━━━ SOURCE RECORDS
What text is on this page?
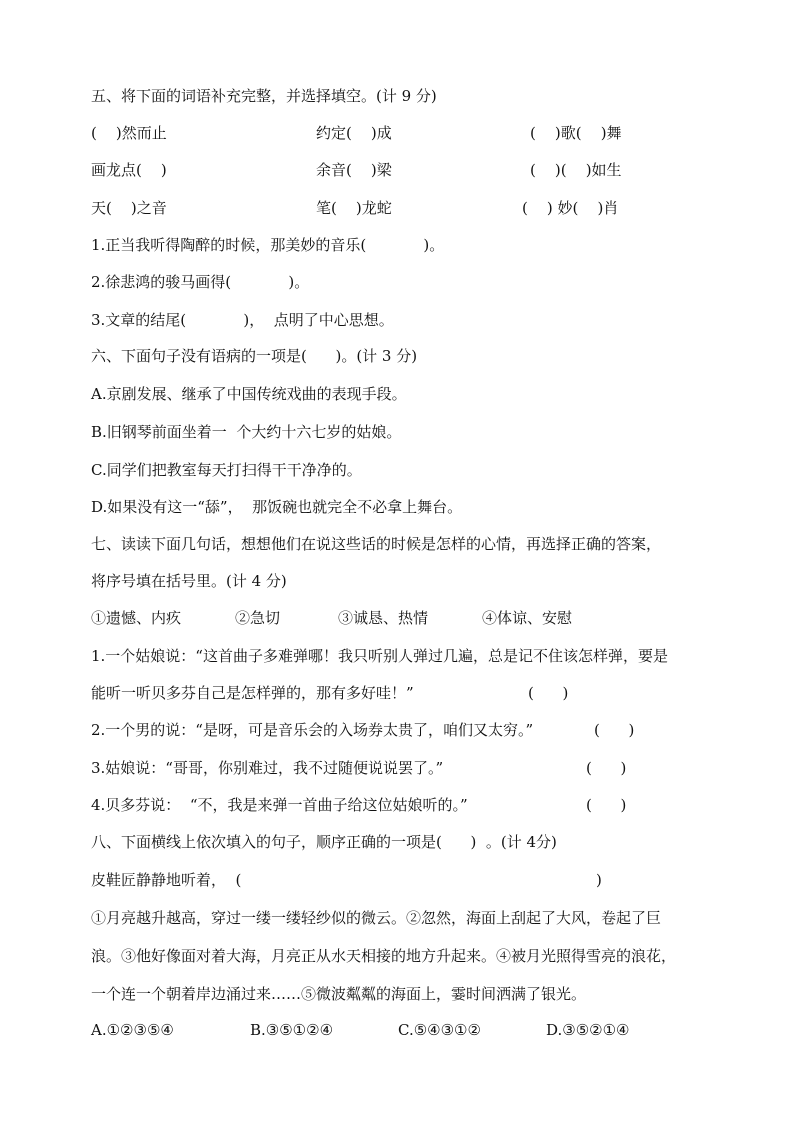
五、将下面的词语补充完整，并选择填空。(计 9 分)
(    )然而止	约定(    )成	(    )歌(    )舞
画龙点(    )	余音(    )梁	(    )(    )如生
天(    )之音	笔(    )龙蛇	(    ) 妙(    )肖
1.正当我听得陶醉的时候，那美妙的音乐(            )。
2.徐悲鸿的骏马画得(            )。
3.文章的结尾(            )，  点明了中心思想。
六、下面句子没有语病的一项是(      )。(计 3 分)
A.京剧发展、继承了中国传统戏曲的表现手段。
B.旧钢琴前面坐着一  个大约十六七岁的姑娘。
C.同学们把教室每天打扫得干干净净的。
D.如果没有这一“舔”，  那饭碗也就完全不必拿上舞台。
七、读读下面几句话，想想他们在说这些话的时候是怎样的心情，再选择正确的答案，
将序号填在括号里。(计 4 分)
①遗憾、内疚	②急切	③诚恳、热情	④体谅、安慰
1.一个姑娘说：“这首曲子多难弹哪！我只听别人弹过几遍，总是记不住该怎样弹，要是
能听一听贝多芬自己是怎样弹的，那有多好哇！”	(      )
2.一个男的说：“是呀，可是音乐会的入场券太贵了，咱们又太穷。”	(      )
3.姑娘说：“哥哥，你别难过，我不过随便说说罢了。”	(      )
4.贝多芬说：  “不，我是来弹一首曲子给这位姑娘听的。”	(      )
八、下面横线上依次填入的句子，顺序正确的一项是(      )  。(计 4分)
皮鞋匠静静地听着，  (	)
①月亮越升越高，穿过一缕一缕轻纱似的微云。②忽然，海面上刮起了大风，卷起了巨
浪。③他好像面对着大海，月亮正从水天相接的地方升起来。④被月光照得雪亮的浪花，
一个连一个朝着岸边涌过来……⑤微波粼粼的海面上，霎时间洒满了银光。
A.①②③⑤④	B.③⑤①②④	C.⑤④③①②	D.③⑤②①④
━━━━━━
PROMPT — Output the records above exactly as they are, leaving out the pictures.

COMPLETED EXERCISE —
What text is on this page?
五、将下面的词语补充完整，并选择填空。(计 9 分)
(    )然而止	约定(    )成	(    )歌(    )舞
画龙点(    )	余音(    )梁	(    )(    )如生
天(    )之音	笔(    )龙蛇	(    ) 妙(    )肖
1.正当我听得陶醉的时候，那美妙的音乐(            )。
2.徐悲鸿的骏马画得(            )。
3.文章的结尾(            )，  点明了中心思想。
六、下面句子没有语病的一项是(      )。(计 3 分)
A.京剧发展、继承了中国传统戏曲的表现手段。
B.旧钢琴前面坐着一  个大约十六七岁的姑娘。
C.同学们把教室每天打扫得干干净净的。
D.如果没有这一“舔”，  那饭碗也就完全不必拿上舞台。
七、读读下面几句话，想想他们在说这些话的时候是怎样的心情，再选择正确的答案，
将序号填在括号里。(计 4 分)
①遗憾、内疚	②急切	③诚恳、热情	④体谅、安慰
1.一个姑娘说：“这首曲子多难弹哪！我只听别人弹过几遍，总是记不住该怎样弹，要是
能听一听贝多芬自己是怎样弹的，那有多好哇！”	(      )
2.一个男的说：“是呀，可是音乐会的入场券太贵了，咱们又太穷。”	(      )
3.姑娘说：“哥哥，你别难过，我不过随便说说罢了。”	(      )
4.贝多芬说：  “不，我是来弹一首曲子给这位姑娘听的。”	(      )
八、下面横线上依次填入的句子，顺序正确的一项是(      )  。(计 4分)
皮鞋匠静静地听着，  (	)
①月亮越升越高，穿过一缕一缕轻纱似的微云。②忽然，海面上刮起了大风，卷起了巨
浪。③他好像面对着大海，月亮正从水天相接的地方升起来。④被月光照得雪亮的浪花，
一个连一个朝着岸边涌过来……⑤微波粼粼的海面上，霎时间洒满了银光。
A.①②③⑤④	B.③⑤①②④	C.⑤④③①②	D.③⑤②①④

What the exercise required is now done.